:: The task ::
Lines containing the word "湖心観測所" are to be located and copied.

---------- Dataset excerpts ----------

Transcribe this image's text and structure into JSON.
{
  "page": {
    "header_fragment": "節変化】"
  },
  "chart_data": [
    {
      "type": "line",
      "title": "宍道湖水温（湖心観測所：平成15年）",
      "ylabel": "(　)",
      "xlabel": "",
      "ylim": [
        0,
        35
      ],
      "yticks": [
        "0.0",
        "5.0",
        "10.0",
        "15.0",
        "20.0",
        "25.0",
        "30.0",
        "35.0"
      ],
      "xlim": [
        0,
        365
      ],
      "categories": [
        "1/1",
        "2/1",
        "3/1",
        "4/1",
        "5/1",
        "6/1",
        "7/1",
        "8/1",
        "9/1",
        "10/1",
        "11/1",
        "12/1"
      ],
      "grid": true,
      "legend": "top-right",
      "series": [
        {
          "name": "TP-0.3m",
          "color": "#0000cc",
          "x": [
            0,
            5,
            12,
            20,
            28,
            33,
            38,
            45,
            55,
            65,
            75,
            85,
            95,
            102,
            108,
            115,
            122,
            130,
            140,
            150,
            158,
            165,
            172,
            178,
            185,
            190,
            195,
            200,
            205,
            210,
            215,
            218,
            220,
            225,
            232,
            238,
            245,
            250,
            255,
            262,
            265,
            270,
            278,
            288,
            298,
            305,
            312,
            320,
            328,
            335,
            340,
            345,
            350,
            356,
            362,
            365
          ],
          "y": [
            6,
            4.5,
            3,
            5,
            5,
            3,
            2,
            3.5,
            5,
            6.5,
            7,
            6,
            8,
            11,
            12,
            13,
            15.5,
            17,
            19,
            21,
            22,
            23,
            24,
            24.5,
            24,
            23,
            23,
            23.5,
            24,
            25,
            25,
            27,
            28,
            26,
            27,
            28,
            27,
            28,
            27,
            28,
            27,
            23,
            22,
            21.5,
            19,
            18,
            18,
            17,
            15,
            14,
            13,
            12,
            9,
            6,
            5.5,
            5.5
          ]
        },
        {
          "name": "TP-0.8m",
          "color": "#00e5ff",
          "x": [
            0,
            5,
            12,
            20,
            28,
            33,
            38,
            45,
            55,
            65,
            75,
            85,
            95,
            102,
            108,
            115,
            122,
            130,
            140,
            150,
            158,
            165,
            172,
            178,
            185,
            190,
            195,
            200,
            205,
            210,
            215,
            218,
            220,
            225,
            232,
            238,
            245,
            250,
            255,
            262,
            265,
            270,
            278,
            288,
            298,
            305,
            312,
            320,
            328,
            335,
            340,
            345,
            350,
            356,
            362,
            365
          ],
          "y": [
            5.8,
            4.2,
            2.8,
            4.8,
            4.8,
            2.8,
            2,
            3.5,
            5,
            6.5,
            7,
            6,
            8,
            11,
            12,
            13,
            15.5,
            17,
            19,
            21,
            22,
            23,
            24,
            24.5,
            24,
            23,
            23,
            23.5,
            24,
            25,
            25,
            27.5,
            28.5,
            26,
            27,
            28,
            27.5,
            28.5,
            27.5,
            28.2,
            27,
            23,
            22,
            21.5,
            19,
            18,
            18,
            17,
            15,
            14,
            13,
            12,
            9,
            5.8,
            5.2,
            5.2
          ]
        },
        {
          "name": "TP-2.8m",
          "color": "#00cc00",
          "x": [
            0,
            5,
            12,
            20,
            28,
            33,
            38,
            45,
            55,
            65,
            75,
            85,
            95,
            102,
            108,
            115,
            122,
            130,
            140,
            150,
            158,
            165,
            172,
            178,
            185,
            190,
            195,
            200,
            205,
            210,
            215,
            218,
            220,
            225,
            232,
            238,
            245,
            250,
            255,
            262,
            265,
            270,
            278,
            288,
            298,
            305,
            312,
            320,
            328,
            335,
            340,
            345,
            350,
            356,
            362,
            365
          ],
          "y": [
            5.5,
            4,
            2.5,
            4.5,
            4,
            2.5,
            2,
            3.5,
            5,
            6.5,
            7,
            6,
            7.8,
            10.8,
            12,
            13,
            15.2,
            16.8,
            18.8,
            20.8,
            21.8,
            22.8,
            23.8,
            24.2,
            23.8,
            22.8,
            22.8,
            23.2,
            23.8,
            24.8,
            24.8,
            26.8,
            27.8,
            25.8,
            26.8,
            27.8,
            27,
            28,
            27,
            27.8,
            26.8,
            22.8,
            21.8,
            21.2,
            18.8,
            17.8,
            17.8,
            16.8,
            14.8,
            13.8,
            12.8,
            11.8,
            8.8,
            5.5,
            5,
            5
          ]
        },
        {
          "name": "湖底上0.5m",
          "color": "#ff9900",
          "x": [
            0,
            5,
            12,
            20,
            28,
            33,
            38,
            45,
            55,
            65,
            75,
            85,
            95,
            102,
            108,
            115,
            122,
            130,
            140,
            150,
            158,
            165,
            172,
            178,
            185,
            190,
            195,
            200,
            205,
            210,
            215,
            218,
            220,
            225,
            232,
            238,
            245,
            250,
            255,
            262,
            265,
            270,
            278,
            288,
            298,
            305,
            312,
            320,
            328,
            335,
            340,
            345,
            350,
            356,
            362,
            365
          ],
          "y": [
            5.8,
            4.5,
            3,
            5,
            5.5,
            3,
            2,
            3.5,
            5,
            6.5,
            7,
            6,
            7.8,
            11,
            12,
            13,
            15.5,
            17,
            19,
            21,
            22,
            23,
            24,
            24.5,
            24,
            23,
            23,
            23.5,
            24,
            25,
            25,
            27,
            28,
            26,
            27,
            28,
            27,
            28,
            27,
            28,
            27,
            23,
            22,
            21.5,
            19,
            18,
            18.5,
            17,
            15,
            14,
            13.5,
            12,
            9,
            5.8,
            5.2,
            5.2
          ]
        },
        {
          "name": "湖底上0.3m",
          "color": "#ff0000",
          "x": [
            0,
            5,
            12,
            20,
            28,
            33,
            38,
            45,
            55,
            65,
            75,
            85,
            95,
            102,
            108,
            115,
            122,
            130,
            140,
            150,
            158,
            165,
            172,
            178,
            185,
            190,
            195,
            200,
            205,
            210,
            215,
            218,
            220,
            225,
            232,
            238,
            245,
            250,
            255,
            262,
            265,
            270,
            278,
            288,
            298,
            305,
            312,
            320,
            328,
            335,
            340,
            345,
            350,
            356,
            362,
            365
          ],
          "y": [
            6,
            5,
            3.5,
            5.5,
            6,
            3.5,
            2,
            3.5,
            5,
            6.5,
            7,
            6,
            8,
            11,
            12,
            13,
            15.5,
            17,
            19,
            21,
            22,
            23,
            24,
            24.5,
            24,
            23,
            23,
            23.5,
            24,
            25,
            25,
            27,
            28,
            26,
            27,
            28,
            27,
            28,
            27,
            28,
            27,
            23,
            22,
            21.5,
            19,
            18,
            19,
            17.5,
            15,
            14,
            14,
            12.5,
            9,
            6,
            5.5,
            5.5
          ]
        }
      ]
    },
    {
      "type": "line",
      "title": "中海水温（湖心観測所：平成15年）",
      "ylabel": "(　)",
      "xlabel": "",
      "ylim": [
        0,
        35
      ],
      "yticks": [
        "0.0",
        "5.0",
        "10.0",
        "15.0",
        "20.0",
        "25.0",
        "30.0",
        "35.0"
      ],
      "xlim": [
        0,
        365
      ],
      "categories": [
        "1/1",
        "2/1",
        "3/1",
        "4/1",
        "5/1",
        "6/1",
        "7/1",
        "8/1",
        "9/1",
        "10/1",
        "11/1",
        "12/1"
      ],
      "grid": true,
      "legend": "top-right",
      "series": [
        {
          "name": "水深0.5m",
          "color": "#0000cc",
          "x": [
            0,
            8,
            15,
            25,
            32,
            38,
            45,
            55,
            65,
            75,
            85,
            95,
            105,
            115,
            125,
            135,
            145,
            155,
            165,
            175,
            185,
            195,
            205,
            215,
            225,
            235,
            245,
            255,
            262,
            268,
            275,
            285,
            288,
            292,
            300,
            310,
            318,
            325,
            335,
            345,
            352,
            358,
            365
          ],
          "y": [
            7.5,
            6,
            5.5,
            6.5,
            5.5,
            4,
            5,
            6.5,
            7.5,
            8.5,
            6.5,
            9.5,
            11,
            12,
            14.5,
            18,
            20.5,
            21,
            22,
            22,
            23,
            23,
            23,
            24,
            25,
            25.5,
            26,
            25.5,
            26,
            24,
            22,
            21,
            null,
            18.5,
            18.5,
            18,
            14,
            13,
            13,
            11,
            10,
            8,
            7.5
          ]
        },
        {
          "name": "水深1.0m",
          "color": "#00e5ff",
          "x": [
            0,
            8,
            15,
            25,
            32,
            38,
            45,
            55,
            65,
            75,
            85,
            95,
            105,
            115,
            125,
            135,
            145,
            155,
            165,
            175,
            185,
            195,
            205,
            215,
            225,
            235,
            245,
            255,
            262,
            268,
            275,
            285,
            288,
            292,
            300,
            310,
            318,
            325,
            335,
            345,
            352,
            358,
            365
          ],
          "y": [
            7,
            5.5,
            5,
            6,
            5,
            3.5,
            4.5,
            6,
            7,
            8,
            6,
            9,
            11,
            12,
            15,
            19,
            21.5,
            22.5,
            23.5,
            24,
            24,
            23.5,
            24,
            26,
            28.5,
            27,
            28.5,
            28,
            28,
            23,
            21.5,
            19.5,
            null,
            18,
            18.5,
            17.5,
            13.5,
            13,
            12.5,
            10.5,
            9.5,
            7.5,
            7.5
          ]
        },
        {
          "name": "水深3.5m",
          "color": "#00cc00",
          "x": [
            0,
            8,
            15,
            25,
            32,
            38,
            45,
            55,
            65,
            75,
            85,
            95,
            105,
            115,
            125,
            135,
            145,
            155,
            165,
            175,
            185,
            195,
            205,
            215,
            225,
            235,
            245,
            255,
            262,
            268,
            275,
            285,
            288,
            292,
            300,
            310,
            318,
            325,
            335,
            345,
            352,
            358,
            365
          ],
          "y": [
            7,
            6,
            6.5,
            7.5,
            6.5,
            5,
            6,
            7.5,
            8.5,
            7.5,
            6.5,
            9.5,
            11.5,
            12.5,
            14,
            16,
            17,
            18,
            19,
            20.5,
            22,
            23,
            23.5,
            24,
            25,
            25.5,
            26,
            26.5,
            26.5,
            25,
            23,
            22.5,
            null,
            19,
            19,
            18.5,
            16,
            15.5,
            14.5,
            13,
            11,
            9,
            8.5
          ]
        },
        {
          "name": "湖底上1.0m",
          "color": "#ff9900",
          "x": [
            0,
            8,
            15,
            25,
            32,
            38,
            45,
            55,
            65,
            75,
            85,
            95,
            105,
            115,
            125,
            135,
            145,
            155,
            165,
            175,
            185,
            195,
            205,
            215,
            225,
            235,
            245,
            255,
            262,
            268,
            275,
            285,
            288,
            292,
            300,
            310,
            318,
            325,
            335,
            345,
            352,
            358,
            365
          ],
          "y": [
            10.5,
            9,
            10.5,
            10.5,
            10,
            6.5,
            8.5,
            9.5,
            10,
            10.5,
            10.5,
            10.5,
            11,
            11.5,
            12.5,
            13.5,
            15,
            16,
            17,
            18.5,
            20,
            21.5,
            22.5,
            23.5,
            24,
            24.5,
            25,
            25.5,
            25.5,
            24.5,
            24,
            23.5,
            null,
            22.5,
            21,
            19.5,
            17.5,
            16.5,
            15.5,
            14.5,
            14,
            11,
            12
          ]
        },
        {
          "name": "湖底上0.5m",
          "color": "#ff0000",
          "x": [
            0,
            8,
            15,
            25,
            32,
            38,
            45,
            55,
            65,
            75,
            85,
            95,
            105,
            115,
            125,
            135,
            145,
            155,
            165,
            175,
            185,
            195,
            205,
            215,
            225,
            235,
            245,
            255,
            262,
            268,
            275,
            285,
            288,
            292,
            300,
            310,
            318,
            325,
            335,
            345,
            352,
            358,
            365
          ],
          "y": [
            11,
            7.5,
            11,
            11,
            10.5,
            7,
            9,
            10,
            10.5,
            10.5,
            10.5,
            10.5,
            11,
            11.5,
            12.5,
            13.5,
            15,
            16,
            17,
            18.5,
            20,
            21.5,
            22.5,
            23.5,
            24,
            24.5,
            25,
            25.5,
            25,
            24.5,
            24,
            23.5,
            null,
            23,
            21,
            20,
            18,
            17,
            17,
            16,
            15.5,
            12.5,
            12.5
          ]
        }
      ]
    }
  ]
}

----------

:: Output of the task ::
      "title": "宍道湖水温（湖心観測所：平成15年）",
      "title": "中海水温（湖心観測所：平成15年）",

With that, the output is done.